> _STATED EXERCISE_
Quote word for word the entries between the line containing "text-line: Verbundenheit zu" and the line containing "text-line: geschaffen für", inclusive.

> _DATA LINES_
===
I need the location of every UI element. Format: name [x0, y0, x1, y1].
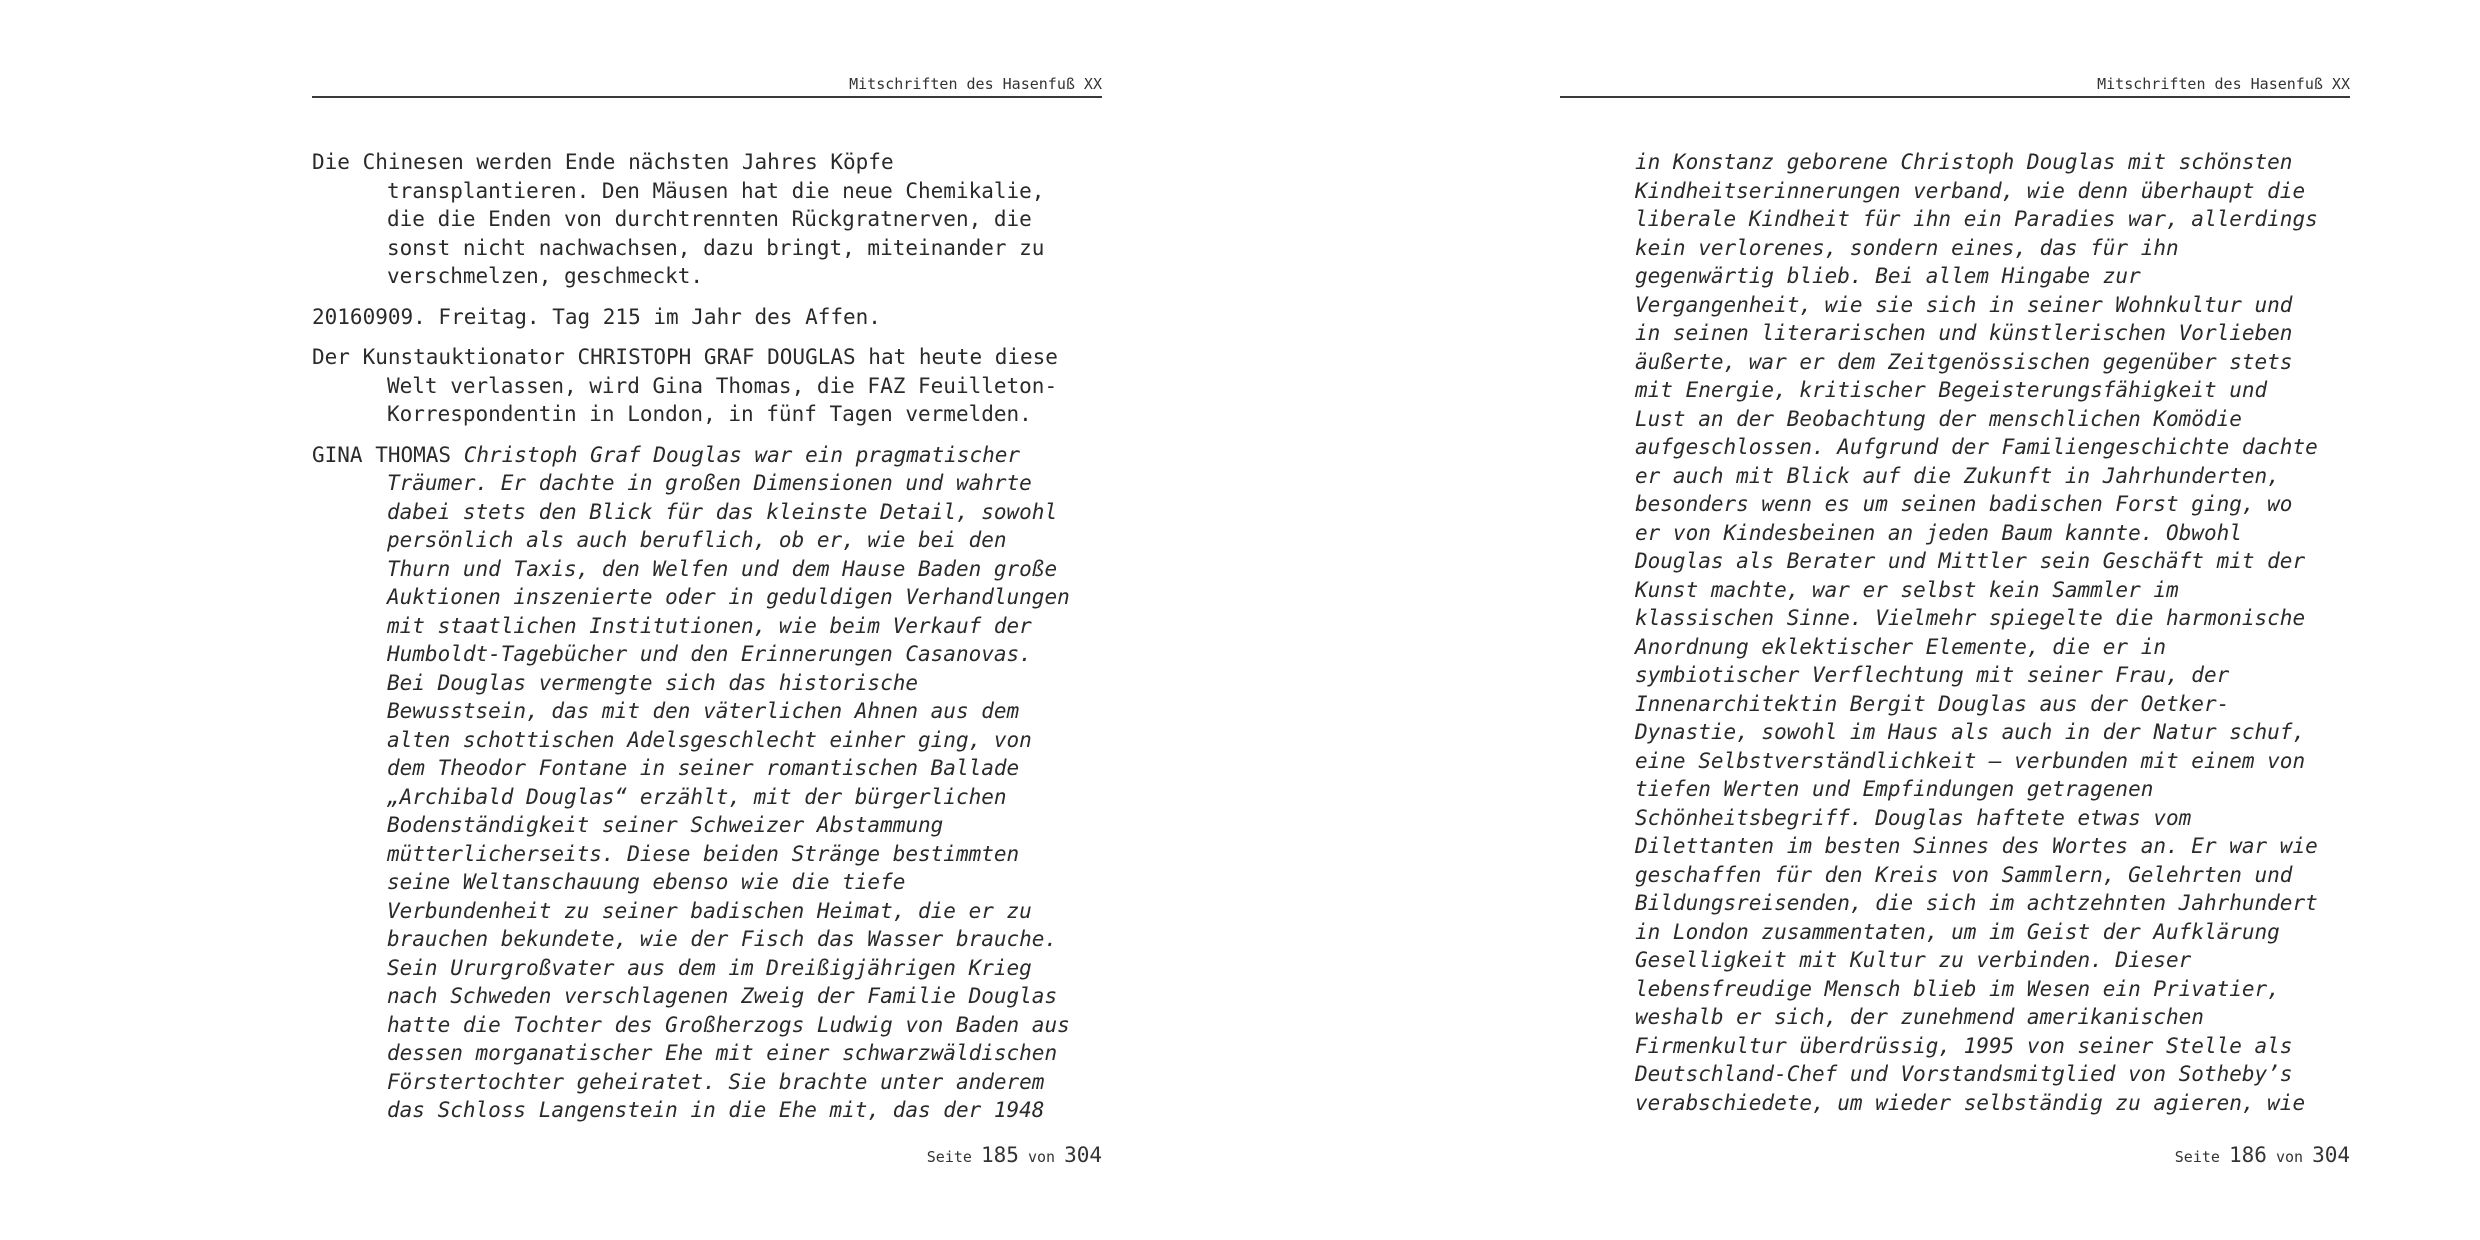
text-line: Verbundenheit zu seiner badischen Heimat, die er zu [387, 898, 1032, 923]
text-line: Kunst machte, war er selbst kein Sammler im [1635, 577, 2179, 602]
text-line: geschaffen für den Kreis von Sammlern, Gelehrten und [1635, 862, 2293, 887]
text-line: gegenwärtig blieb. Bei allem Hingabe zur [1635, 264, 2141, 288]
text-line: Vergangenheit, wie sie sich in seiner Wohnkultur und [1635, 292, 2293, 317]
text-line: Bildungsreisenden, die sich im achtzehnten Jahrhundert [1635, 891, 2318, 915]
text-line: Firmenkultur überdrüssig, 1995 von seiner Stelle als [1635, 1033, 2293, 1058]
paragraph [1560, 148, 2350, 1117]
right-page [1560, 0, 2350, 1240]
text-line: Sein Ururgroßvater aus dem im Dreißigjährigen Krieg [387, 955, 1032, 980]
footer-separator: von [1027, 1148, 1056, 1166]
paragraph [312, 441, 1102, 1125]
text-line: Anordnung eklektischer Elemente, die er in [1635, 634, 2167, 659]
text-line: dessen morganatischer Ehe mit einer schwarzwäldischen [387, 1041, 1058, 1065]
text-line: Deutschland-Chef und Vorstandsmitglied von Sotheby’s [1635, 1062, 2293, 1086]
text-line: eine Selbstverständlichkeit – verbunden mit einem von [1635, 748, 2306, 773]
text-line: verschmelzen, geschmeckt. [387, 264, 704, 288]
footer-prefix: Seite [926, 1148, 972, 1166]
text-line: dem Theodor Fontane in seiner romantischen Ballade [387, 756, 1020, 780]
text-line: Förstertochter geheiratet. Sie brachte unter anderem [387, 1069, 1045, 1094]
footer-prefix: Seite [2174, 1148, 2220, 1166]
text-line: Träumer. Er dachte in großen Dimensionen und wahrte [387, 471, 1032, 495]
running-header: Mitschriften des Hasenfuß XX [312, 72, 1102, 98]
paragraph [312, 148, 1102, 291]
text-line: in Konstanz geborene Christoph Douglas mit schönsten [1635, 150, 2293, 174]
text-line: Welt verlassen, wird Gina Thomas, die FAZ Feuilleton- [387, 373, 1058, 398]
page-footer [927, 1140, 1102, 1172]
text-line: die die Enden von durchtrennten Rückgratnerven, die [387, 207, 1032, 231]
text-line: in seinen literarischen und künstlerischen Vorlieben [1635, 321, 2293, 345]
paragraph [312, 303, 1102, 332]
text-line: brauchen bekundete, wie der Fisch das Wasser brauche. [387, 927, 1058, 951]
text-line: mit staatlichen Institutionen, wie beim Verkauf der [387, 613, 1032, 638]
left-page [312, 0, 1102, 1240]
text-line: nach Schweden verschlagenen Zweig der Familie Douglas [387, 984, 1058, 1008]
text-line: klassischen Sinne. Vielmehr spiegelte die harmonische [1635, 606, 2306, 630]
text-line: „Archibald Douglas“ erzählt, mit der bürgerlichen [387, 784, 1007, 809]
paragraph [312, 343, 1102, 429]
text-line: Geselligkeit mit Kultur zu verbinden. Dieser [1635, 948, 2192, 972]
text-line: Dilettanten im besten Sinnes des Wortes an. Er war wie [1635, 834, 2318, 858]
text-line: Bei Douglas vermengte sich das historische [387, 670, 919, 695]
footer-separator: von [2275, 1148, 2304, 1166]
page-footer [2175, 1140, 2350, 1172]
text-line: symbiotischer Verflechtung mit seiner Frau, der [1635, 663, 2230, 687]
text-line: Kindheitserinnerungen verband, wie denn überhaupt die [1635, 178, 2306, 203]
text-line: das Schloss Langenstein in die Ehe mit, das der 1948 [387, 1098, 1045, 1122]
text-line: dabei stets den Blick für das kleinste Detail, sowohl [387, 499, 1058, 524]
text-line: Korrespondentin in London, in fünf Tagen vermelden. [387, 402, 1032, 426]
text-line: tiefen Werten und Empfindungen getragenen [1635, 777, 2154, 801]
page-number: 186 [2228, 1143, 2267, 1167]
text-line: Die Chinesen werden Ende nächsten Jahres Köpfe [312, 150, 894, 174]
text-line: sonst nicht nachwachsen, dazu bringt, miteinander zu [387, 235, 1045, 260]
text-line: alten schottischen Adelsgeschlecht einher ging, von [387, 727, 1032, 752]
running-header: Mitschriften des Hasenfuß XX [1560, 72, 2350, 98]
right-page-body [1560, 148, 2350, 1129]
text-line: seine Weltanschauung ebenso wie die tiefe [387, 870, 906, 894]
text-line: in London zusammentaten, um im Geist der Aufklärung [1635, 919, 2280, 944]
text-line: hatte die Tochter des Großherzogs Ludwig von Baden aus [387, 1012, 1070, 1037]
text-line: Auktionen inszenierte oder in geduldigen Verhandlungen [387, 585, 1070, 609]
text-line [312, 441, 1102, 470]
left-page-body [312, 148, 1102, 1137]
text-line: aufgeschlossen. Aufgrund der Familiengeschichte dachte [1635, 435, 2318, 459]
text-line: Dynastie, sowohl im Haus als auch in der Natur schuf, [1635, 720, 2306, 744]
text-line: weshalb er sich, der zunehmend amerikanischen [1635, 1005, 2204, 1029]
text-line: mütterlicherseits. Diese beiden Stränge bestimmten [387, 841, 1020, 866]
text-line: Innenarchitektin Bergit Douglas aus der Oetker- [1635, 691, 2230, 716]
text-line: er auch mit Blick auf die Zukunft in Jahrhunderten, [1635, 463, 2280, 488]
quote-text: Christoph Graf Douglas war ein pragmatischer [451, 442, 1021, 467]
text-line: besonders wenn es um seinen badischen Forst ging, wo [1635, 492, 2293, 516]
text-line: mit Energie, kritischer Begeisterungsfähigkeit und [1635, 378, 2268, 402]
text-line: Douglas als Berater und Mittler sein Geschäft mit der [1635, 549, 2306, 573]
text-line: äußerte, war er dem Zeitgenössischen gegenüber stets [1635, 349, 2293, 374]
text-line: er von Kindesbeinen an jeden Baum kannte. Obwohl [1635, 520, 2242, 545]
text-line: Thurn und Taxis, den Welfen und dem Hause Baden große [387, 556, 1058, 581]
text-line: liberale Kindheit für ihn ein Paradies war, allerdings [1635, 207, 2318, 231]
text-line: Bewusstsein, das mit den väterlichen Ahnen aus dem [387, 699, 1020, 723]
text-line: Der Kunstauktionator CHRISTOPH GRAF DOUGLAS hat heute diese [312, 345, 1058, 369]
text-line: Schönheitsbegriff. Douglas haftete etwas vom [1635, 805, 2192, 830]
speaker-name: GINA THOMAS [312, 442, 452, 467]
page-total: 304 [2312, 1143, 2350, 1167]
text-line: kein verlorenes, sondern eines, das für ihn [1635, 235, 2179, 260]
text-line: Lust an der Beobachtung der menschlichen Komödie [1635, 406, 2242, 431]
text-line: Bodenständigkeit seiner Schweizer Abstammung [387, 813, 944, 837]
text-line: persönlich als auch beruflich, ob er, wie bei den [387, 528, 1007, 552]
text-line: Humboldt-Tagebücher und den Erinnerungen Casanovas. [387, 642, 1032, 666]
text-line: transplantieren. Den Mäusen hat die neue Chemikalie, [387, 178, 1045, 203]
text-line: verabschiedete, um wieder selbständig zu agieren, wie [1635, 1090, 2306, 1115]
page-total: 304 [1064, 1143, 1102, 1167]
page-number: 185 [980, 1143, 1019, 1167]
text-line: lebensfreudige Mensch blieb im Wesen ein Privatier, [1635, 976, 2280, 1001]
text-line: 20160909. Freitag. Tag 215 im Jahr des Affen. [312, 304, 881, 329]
===
> _THE REPLY_
text-line: Verbundenheit zu seiner badischen Heimat, die er zu [387, 898, 1032, 923]
text-line: Kunst machte, war er selbst kein Sammler im [1635, 577, 2179, 602]
text-line: geschaffen für den Kreis von Sammlern, Gelehrten und [1635, 862, 2293, 887]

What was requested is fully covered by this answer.